Look through the lines and report how many include the word "Молодежная", giving nothing but the number.

— START PROVIDED ENTRIES —

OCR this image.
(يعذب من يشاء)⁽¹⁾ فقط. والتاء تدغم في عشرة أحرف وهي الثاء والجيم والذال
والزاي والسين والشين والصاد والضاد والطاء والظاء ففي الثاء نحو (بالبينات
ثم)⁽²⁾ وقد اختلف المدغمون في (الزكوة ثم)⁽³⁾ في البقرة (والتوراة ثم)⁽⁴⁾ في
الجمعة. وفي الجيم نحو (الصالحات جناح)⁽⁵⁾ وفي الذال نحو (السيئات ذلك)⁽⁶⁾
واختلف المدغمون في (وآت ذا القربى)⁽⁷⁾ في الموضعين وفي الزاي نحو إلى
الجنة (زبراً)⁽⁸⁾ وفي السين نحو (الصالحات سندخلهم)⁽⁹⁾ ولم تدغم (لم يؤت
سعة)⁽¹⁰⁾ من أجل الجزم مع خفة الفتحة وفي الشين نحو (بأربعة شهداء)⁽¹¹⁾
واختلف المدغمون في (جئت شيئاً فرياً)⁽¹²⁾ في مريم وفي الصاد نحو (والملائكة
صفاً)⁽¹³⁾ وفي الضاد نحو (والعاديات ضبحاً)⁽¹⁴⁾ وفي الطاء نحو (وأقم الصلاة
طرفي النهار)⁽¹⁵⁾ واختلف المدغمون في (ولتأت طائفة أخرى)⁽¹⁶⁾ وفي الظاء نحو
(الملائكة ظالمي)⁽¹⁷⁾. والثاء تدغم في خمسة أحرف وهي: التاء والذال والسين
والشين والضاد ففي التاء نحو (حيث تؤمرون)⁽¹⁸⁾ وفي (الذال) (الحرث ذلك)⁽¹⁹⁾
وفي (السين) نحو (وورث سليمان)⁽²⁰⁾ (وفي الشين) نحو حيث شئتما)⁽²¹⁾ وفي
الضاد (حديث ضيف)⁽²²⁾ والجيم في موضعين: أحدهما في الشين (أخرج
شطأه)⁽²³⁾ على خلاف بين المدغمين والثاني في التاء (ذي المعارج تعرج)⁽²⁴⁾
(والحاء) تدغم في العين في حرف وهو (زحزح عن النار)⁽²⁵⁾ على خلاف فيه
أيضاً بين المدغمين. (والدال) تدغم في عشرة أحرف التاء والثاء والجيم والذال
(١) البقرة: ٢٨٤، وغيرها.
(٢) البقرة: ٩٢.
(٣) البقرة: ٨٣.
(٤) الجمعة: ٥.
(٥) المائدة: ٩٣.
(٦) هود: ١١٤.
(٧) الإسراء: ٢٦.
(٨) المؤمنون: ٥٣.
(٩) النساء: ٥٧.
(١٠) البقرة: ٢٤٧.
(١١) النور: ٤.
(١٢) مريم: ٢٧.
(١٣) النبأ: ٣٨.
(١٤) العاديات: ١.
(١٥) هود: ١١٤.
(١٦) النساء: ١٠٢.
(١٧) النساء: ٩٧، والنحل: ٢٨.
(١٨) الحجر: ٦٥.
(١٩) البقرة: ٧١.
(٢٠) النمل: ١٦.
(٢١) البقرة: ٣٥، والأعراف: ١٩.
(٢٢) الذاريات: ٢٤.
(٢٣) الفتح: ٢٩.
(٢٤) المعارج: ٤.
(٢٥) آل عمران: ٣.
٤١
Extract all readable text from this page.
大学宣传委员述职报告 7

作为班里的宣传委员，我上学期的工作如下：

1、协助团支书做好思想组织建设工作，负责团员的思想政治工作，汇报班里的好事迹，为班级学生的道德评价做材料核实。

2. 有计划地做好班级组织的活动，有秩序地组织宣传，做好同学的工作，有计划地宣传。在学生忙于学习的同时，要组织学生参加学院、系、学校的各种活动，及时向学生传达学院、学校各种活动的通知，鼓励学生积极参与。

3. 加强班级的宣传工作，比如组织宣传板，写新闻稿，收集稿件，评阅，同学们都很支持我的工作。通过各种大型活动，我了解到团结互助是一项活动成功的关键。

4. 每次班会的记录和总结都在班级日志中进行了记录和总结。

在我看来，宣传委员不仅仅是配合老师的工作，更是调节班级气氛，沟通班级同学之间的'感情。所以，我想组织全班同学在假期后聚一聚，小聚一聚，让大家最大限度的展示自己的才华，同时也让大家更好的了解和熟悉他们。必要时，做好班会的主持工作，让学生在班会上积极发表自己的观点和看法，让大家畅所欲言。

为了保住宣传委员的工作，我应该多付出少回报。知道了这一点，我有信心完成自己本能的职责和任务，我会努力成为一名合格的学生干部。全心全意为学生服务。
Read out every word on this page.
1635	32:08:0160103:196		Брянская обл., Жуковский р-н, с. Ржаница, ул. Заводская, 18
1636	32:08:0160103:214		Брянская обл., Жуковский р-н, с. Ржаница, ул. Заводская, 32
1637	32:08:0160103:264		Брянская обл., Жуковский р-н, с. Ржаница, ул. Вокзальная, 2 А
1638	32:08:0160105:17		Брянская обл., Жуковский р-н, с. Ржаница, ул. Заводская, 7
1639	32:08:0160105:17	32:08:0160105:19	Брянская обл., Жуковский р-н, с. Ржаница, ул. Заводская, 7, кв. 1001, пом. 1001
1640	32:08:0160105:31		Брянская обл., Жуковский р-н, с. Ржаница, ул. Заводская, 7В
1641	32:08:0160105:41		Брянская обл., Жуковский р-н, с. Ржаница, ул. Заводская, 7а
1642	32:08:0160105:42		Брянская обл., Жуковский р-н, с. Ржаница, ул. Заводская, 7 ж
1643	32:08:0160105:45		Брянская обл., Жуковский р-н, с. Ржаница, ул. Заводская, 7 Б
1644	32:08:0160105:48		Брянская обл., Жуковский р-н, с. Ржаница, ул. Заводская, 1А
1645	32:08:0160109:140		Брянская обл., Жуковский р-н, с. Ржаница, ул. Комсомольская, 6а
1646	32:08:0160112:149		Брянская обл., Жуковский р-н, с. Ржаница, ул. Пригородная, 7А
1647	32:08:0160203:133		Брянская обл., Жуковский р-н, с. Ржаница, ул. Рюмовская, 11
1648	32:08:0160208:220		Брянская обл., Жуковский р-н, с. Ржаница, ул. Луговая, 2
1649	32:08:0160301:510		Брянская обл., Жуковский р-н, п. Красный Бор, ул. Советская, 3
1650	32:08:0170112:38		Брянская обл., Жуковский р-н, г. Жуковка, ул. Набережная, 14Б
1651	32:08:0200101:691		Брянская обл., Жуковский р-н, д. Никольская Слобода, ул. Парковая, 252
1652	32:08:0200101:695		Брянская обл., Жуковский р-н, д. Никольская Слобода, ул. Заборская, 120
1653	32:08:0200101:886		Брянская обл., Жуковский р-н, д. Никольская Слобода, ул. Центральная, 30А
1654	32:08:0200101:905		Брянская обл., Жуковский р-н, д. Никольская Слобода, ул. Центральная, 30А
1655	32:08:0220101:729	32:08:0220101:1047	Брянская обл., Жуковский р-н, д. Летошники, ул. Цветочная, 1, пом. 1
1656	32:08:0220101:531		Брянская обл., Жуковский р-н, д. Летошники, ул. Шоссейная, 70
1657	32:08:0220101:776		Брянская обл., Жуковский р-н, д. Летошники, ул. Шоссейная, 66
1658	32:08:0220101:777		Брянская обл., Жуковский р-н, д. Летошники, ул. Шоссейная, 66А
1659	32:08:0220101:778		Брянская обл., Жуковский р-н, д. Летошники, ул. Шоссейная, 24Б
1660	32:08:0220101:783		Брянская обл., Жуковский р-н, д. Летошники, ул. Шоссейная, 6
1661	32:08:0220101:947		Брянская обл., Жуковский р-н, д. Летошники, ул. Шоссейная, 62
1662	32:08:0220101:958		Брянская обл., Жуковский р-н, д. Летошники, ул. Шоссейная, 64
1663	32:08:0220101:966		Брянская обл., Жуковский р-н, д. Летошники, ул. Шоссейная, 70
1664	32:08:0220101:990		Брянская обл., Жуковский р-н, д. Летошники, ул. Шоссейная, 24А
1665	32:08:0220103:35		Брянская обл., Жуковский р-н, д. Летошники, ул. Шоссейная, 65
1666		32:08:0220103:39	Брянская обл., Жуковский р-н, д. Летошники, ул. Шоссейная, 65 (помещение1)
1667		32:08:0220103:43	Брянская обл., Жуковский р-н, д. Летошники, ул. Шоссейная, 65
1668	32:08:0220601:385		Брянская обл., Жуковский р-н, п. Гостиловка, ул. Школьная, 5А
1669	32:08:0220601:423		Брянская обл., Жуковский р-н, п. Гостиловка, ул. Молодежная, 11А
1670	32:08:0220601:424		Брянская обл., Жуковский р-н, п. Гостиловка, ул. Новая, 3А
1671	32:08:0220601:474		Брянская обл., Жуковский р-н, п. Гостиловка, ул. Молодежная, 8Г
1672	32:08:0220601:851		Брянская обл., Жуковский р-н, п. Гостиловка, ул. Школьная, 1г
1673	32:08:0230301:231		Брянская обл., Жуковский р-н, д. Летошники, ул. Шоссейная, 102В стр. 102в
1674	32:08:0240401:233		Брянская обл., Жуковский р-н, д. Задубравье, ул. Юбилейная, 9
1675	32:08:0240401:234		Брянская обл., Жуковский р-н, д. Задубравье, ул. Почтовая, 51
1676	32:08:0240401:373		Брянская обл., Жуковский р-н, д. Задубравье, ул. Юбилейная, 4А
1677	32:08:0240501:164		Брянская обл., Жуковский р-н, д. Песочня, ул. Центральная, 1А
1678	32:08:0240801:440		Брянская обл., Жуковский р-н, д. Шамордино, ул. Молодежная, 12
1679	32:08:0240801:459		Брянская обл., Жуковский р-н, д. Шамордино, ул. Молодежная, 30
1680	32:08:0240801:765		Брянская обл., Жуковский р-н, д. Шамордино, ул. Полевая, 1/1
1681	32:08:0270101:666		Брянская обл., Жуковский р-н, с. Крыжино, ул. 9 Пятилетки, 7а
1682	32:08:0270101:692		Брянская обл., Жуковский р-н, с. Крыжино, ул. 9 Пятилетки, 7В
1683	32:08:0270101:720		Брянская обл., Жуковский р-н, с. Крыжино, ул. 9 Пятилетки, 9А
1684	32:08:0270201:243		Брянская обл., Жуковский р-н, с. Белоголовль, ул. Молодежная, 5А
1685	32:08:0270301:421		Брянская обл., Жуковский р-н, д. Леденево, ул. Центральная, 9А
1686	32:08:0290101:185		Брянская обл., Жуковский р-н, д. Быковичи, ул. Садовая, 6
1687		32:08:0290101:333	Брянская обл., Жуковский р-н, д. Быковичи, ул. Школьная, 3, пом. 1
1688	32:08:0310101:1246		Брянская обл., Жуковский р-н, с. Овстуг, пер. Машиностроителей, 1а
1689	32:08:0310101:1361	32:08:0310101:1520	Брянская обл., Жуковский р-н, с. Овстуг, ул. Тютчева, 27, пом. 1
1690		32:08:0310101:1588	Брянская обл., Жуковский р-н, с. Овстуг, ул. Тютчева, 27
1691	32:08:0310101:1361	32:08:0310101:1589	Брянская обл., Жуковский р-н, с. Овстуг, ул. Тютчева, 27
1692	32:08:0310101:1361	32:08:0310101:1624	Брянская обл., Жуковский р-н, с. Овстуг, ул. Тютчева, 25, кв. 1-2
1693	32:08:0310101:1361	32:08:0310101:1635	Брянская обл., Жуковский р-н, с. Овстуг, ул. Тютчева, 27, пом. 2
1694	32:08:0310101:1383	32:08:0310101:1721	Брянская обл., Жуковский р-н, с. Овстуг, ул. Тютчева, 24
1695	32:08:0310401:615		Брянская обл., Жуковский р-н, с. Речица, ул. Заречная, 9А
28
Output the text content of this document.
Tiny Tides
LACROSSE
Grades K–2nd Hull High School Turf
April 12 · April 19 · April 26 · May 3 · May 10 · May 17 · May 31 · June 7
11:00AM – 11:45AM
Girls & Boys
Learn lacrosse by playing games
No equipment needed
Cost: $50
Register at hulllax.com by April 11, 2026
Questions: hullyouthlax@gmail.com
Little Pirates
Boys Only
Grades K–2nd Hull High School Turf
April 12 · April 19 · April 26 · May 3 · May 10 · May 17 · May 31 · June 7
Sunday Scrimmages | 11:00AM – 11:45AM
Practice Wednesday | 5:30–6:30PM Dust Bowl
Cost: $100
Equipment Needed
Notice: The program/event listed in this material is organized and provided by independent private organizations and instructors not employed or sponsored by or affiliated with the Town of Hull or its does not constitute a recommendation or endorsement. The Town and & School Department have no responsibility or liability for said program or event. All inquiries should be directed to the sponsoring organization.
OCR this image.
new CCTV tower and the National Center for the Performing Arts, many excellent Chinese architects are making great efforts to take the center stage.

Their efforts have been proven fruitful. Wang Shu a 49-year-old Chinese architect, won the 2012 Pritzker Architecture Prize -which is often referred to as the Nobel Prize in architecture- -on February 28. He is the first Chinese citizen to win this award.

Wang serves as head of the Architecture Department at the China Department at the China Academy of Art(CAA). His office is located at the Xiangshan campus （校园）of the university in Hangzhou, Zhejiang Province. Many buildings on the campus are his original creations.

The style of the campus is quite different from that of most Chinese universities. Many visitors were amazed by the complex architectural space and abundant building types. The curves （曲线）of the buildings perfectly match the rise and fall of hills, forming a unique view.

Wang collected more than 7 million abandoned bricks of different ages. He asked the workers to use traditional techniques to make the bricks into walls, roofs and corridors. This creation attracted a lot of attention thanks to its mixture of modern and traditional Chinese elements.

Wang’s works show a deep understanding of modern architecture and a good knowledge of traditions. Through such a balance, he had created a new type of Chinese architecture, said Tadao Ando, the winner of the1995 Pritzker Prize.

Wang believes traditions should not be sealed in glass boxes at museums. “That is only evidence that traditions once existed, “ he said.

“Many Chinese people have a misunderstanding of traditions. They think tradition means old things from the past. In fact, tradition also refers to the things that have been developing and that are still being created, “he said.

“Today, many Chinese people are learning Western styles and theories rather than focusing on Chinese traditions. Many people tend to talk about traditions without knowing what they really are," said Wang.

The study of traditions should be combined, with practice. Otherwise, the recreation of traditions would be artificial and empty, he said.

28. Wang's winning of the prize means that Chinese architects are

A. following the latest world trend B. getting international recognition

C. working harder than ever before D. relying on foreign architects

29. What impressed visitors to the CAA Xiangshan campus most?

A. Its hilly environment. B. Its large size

— END PROVIDED ENTRIES —

## EXERCISE RESULT:
5